To do:
Type out the data exactly as given. Skip any image.

-- START Dataset extract --

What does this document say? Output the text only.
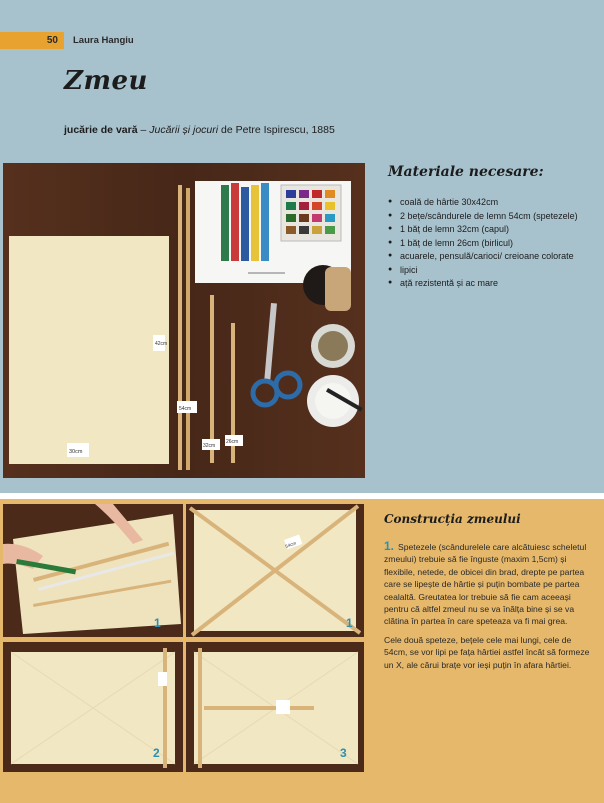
50	Laura Hangiu
Zmeu
jucărie de vară – Jucării și jocuri de Petre Ispirescu, 1885
42cm
30cm
54cm
32cm
26cm
Materiale necesare:
● coală de hârtie 30x42cm
● 2 bețe/scândurele de lemn 54cm (spetezele)
● 1 băț de lemn 32cm (capul)
● 1 băț de lemn 26cm (birlicul)
● acuarele, pensulă/carioci/ creioane colorate
● lipici
● ață rezistentă și ac mare
1
54cm
1
2	3
Construcția zmeului

1. Spetezele (scândurelele care alcătuiesc scheletul zmeului) trebuie să fie înguste (maxim 1,5cm) și flexibile, netede, de obicei din brad, drepte pe partea care se lipește de hârtie și puțin bombate pe partea cealaltă. Greutatea lor trebuie să fie cam aceeași pentru că altfel zmeul nu se va înălța bine și se va clătina în partea în care speteaza va fi mai grea.

Cele două speteze, bețele cele mai lungi, cele de 54cm, se vor lipi pe fața hârtiei astfel încât să formeze un X, ale cărui brațe vor ieși puțin în afara hârtiei.
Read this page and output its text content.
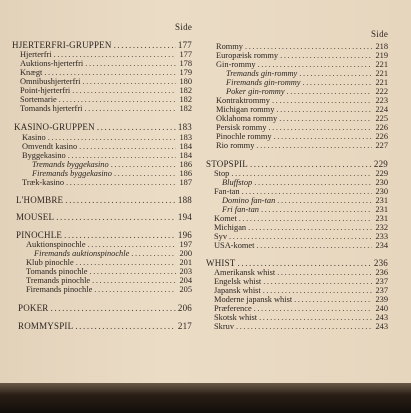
Side
Side
HJERTERFRI-GRUPPEN .....	177
Hjerterfri .....	177
Auktions-hjerterfri .....	178
Knægt .....	179
Omnibushjerterfri .....	180
Point-hjerterfri .....	182
Sortemarie .....	182
Tomands hjerterfri .....	182
KASINO-GRUPPEN .....	183
Kasino .....	183
Omvendt kasino .....	184
Byggekasino .....	184
Tremands byggekasino .....	186
Firemands byggekasino .....	186
Træk-kasino .....	187
L'HOMBRE .....	188
MOUSEL .....	194
PINOCHLE .....	196
Auktionspinochle .....	197
Firemands auktionspinochle .....	200
Klub pinochle .....	201
Tomands pinochle .....	203
Tremands pinochle .....	204
Firemands pinochle .....	205
POKER .....	206
ROMMYSPIL .....	217
Rommy .....	218
Europæisk rommy .....	219
Gin-rommy .....	221
Tremands gin-rommy .....	221
Firemands gin-rommy .....	221
Poker gin-rommy .....	222
Kontraktrommy .....	223
Michigan rommy .....	224
Oklahoma rommy .....	225
Persisk rommy .....	226
Pinochle rommy .....	226
Rio rommy .....	227
STOPSPIL .....	229
Stop .....	229
Bluffstop .....	230
Fan-tan .....	230
Domino fan-tan .....	231
Fri fan-tan .....	231
Komet .....	231
Michigan .....	232
Syv .....	233
USA-komet .....	234
WHIST .....	236
Amerikansk whist .....	236
Engelsk whist .....	237
Japansk whist .....	237
Moderne japansk whist .....	239
Præference .....	240
Skotsk whist .....	243
Skruv .....	243
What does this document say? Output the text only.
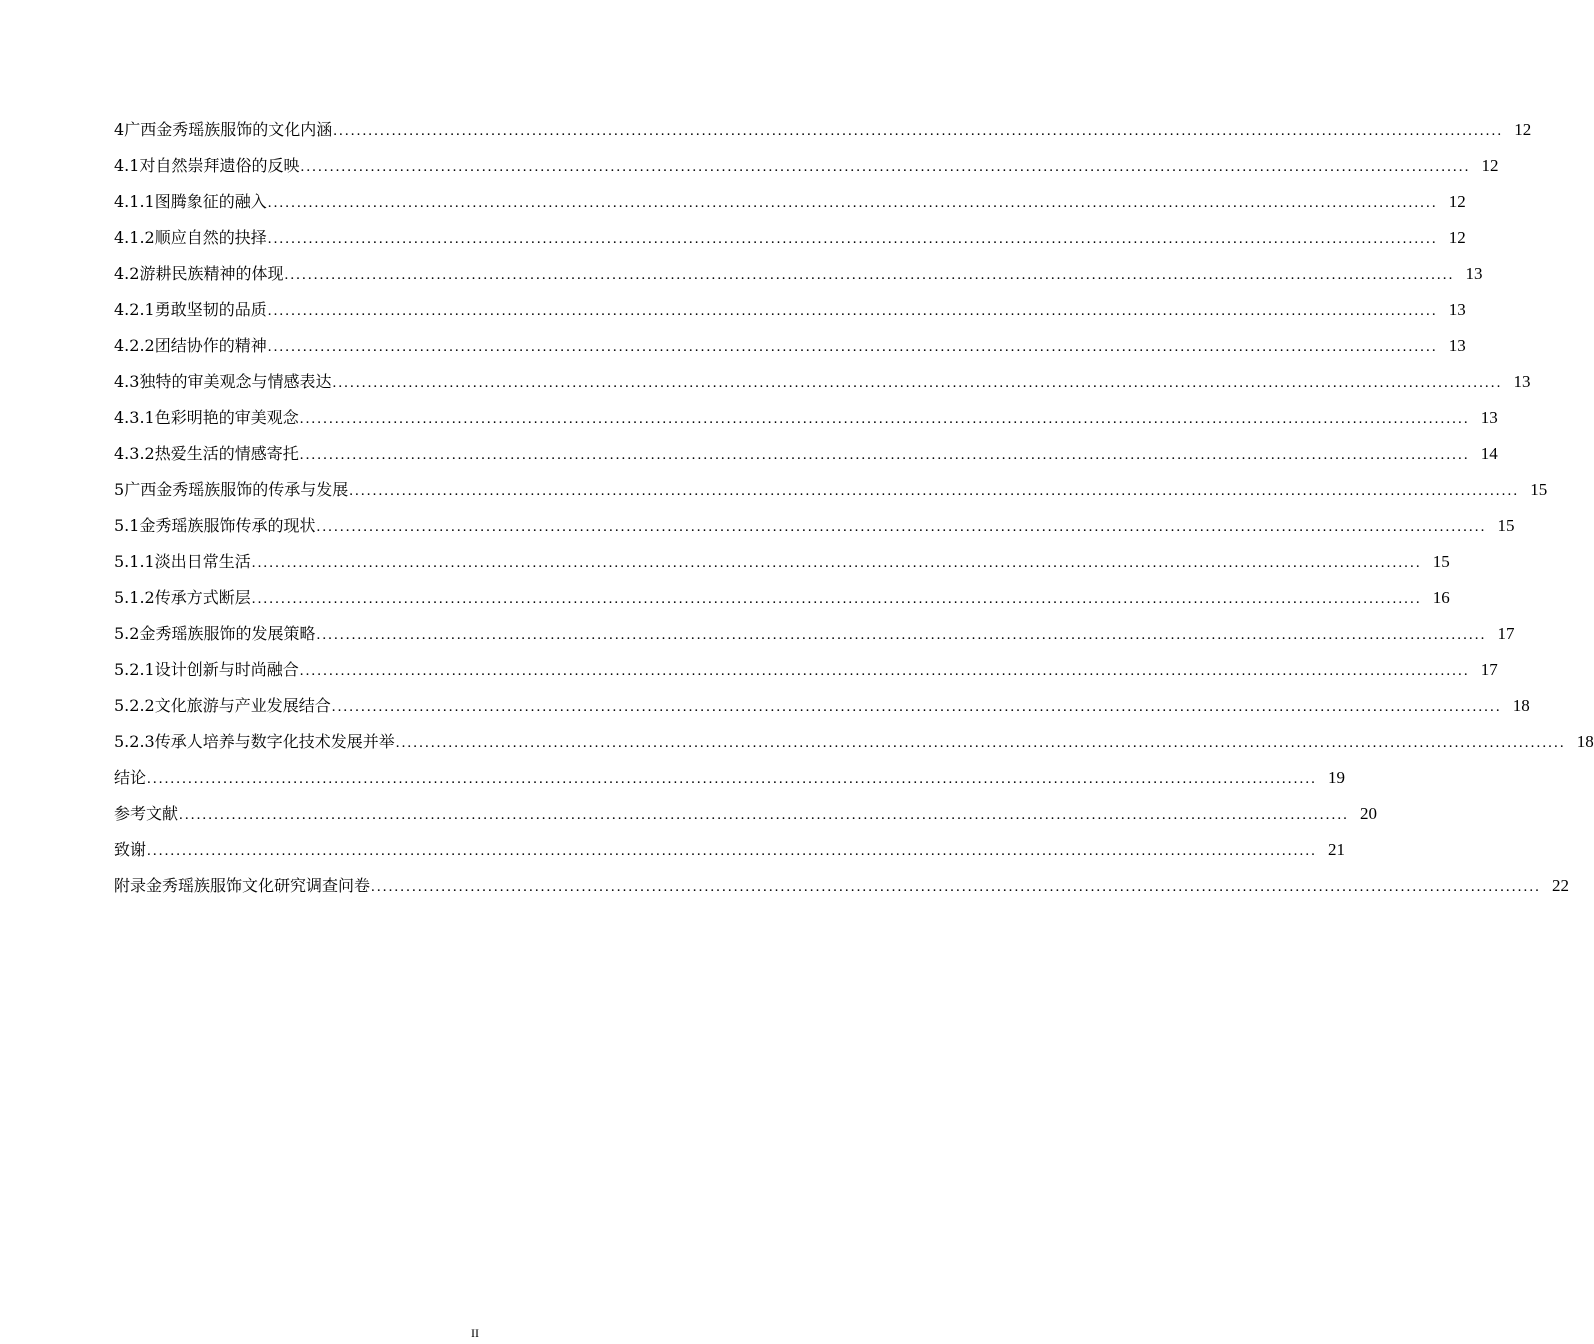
4 广西金秀瑶族服饰的文化内涵 ........................................................................................................................................................................................................ 12
4.1 对自然崇拜遗俗的反映 ........................................................................................................................................................................................................ 12
4.1.1 图腾象征的融入 ........................................................................................................................................................................................................ 12
4.1.2 顺应自然的抉择 ........................................................................................................................................................................................................ 12
4.2 游耕民族精神的体现 ........................................................................................................................................................................................................ 13
4.2.1 勇敢坚韧的品质 ........................................................................................................................................................................................................ 13
4.2.2 团结协作的精神 ........................................................................................................................................................................................................ 13
4.3 独特的审美观念与情感表达 ........................................................................................................................................................................................................ 13
4.3.1 色彩明艳的审美观念 ........................................................................................................................................................................................................ 13
4.3.2 热爱生活的情感寄托 ........................................................................................................................................................................................................ 14
5 广西金秀瑶族服饰的传承与发展 ........................................................................................................................................................................................................ 15
5.1 金秀瑶族服饰传承的现状 ........................................................................................................................................................................................................ 15
5.1.1 淡出日常生活 ........................................................................................................................................................................................................ 15
5.1.2 传承方式断层 ........................................................................................................................................................................................................ 16
5.2 金秀瑶族服饰的发展策略 ........................................................................................................................................................................................................ 17
5.2.1 设计创新与时尚融合 ........................................................................................................................................................................................................ 17
5.2.2 文化旅游与产业发展结合 ........................................................................................................................................................................................................ 18
5.2.3 传承人培养与数字化技术发展并举 ........................................................................................................................................................................................................ 18
结论 ........................................................................................................................................................................................................ 19
参考文献 ........................................................................................................................................................................................................ 20
致 谢 ........................................................................................................................................................................................................ 21
附录 金秀瑶族服饰文化研究调查问卷 ........................................................................................................................................................................................................ 22
II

-- END Dataset extract --

Result for this exercise:
What does this document say? Output the text only.
50	Laura Hangiu
Zmeu
jucărie de vară – Jucării și jocuri de Petre Ispirescu, 1885
42cm
30cm
54cm
32cm
26cm
Materiale necesare:
● coală de hârtie 30x42cm
● 2 bețe/scândurele de lemn 54cm (spetezele)
● 1 băț de lemn 32cm (capul)
● 1 băț de lemn 26cm (birlicul)
● acuarele, pensulă/carioci/ creioane colorate
● lipici
● ață rezistentă și ac mare
1
54cm
1
2	3
Construcția zmeului

1. Spetezele (scândurelele care alcătuiesc scheletul zmeului) trebuie să fie înguste (maxim 1,5cm) și flexibile, netede, de obicei din brad, drepte pe partea care se lipește de hârtie și puțin bombate pe partea cealaltă. Greutatea lor trebuie să fie cam aceeași pentru că altfel zmeul nu se va înălța bine și se va clătina în partea în care speteaza va fi mai grea.

Cele două speteze, bețele cele mai lungi, cele de 54cm, se vor lipi pe fața hârtiei astfel încât să formeze un X, ale cărui brațe vor ieși puțin în afara hârtiei.
Read this page and output its text content.
Side
Side
HJERTERFRI-GRUPPEN .....	177
Hjerterfri .....	177
Auktions-hjerterfri .....	178
Knægt .....	179
Omnibushjerterfri .....	180
Point-hjerterfri .....	182
Sortemarie .....	182
Tomands hjerterfri .....	182
KASINO-GRUPPEN .....	183
Kasino .....	183
Omvendt kasino .....	184
Byggekasino .....	184
Tremands byggekasino .....	186
Firemands byggekasino .....	186
Træk-kasino .....	187
L'HOMBRE .....	188
MOUSEL .....	194
PINOCHLE .....	196
Auktionspinochle .....	197
Firemands auktionspinochle .....	200
Klub pinochle .....	201
Tomands pinochle .....	203
Tremands pinochle .....	204
Firemands pinochle .....	205
POKER .....	206
ROMMYSPIL .....	217
Rommy .....	218
Europæisk rommy .....	219
Gin-rommy .....	221
Tremands gin-rommy .....	221
Firemands gin-rommy .....	221
Poker gin-rommy .....	222
Kontraktrommy .....	223
Michigan rommy .....	224
Oklahoma rommy .....	225
Persisk rommy .....	226
Pinochle rommy .....	226
Rio rommy .....	227
STOPSPIL .....	229
Stop .....	229
Bluffstop .....	230
Fan-tan .....	230
Domino fan-tan .....	231
Fri fan-tan .....	231
Komet .....	231
Michigan .....	232
Syv .....	233
USA-komet .....	234
WHIST .....	236
Amerikansk whist .....	236
Engelsk whist .....	237
Japansk whist .....	237
Moderne japansk whist .....	239
Præference .....	240
Skotsk whist .....	243
Skruv .....	243
What does this document say? Output the text only.
4 广西金秀瑶族服饰的文化内涵 ........................................................................................................................................................................................................ 12
4.1 对自然崇拜遗俗的反映 ........................................................................................................................................................................................................ 12
4.1.1 图腾象征的融入 ........................................................................................................................................................................................................ 12
4.1.2 顺应自然的抉择 ........................................................................................................................................................................................................ 12
4.2 游耕民族精神的体现 ........................................................................................................................................................................................................ 13
4.2.1 勇敢坚韧的品质 ........................................................................................................................................................................................................ 13
4.2.2 团结协作的精神 ........................................................................................................................................................................................................ 13
4.3 独特的审美观念与情感表达 ........................................................................................................................................................................................................ 13
4.3.1 色彩明艳的审美观念 ........................................................................................................................................................................................................ 13
4.3.2 热爱生活的情感寄托 ........................................................................................................................................................................................................ 14
5 广西金秀瑶族服饰的传承与发展 ........................................................................................................................................................................................................ 15
5.1 金秀瑶族服饰传承的现状 ........................................................................................................................................................................................................ 15
5.1.1 淡出日常生活 ........................................................................................................................................................................................................ 15
5.1.2 传承方式断层 ........................................................................................................................................................................................................ 16
5.2 金秀瑶族服饰的发展策略 ........................................................................................................................................................................................................ 17
5.2.1 设计创新与时尚融合 ........................................................................................................................................................................................................ 17
5.2.2 文化旅游与产业发展结合 ........................................................................................................................................................................................................ 18
5.2.3 传承人培养与数字化技术发展并举 ........................................................................................................................................................................................................ 18
结论 ........................................................................................................................................................................................................ 19
参考文献 ........................................................................................................................................................................................................ 20
致 谢 ........................................................................................................................................................................................................ 21
附录 金秀瑶族服饰文化研究调查问卷 ........................................................................................................................................................................................................ 22
II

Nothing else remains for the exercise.